What to do
Write every entry out again exactly, please, and skip the pictures.

Begin Records for processing

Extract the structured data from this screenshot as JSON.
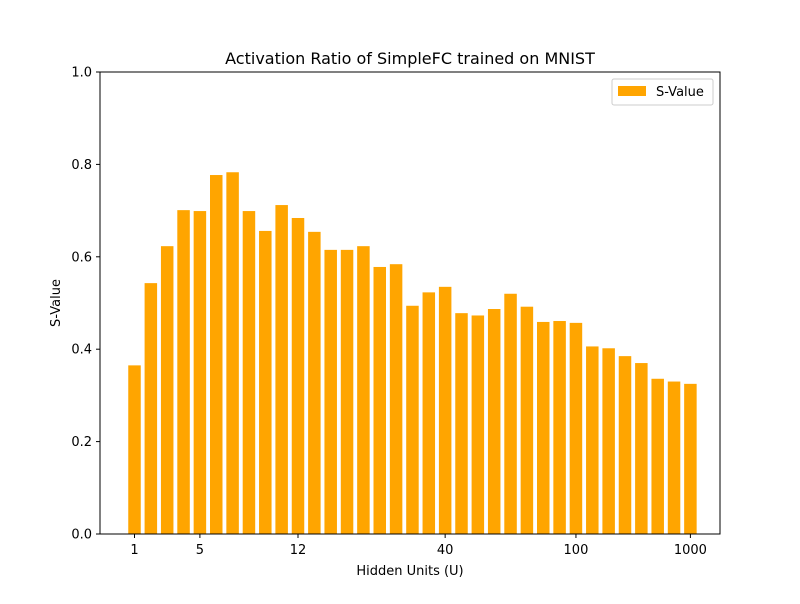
{
  "chart_data": {
    "type": "bar",
    "title": "Activation Ratio of SimpleFC trained on MNIST",
    "xlabel": "Hidden Units (U)",
    "ylabel": "S-Value",
    "ylim": [
      0,
      1.0
    ],
    "yticks": [
      0.0,
      0.2,
      0.4,
      0.6,
      0.8,
      1.0
    ],
    "ytick_labels": [
      "0.0",
      "0.2",
      "0.4",
      "0.6",
      "0.8",
      "1.0"
    ],
    "xticks": [
      {
        "label": "1",
        "bar_index": 0
      },
      {
        "label": "5",
        "bar_index": 4
      },
      {
        "label": "12",
        "bar_index": 10
      },
      {
        "label": "40",
        "bar_index": 19
      },
      {
        "label": "100",
        "bar_index": 27
      },
      {
        "label": "1000",
        "bar_index": 34
      }
    ],
    "grid": false,
    "legend": {
      "position": "top-right",
      "entries": [
        "S-Value"
      ]
    },
    "bar_color": "#ffa500",
    "series": [
      {
        "name": "S-Value",
        "values": [
          0.365,
          0.543,
          0.623,
          0.701,
          0.699,
          0.777,
          0.783,
          0.699,
          0.656,
          0.712,
          0.684,
          0.654,
          0.615,
          0.615,
          0.623,
          0.578,
          0.584,
          0.494,
          0.523,
          0.535,
          0.478,
          0.473,
          0.487,
          0.52,
          0.492,
          0.459,
          0.461,
          0.457,
          0.406,
          0.402,
          0.385,
          0.37,
          0.336,
          0.33,
          0.325
        ]
      }
    ]
  }
}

End Records for processing

Final result
Extract the structured data from this screenshot as JSON.
{
  "chart_data": {
    "type": "bar",
    "title": "Activation Ratio of SimpleFC trained on MNIST",
    "xlabel": "Hidden Units (U)",
    "ylabel": "S-Value",
    "ylim": [
      0,
      1.0
    ],
    "yticks": [
      0.0,
      0.2,
      0.4,
      0.6,
      0.8,
      1.0
    ],
    "ytick_labels": [
      "0.0",
      "0.2",
      "0.4",
      "0.6",
      "0.8",
      "1.0"
    ],
    "xticks": [
      {
        "label": "1",
        "bar_index": 0
      },
      {
        "label": "5",
        "bar_index": 4
      },
      {
        "label": "12",
        "bar_index": 10
      },
      {
        "label": "40",
        "bar_index": 19
      },
      {
        "label": "100",
        "bar_index": 27
      },
      {
        "label": "1000",
        "bar_index": 34
      }
    ],
    "grid": false,
    "legend": {
      "position": "top-right",
      "entries": [
        "S-Value"
      ]
    },
    "bar_color": "#ffa500",
    "series": [
      {
        "name": "S-Value",
        "values": [
          0.365,
          0.543,
          0.623,
          0.701,
          0.699,
          0.777,
          0.783,
          0.699,
          0.656,
          0.712,
          0.684,
          0.654,
          0.615,
          0.615,
          0.623,
          0.578,
          0.584,
          0.494,
          0.523,
          0.535,
          0.478,
          0.473,
          0.487,
          0.52,
          0.492,
          0.459,
          0.461,
          0.457,
          0.406,
          0.402,
          0.385,
          0.37,
          0.336,
          0.33,
          0.325
        ]
      }
    ]
  }
}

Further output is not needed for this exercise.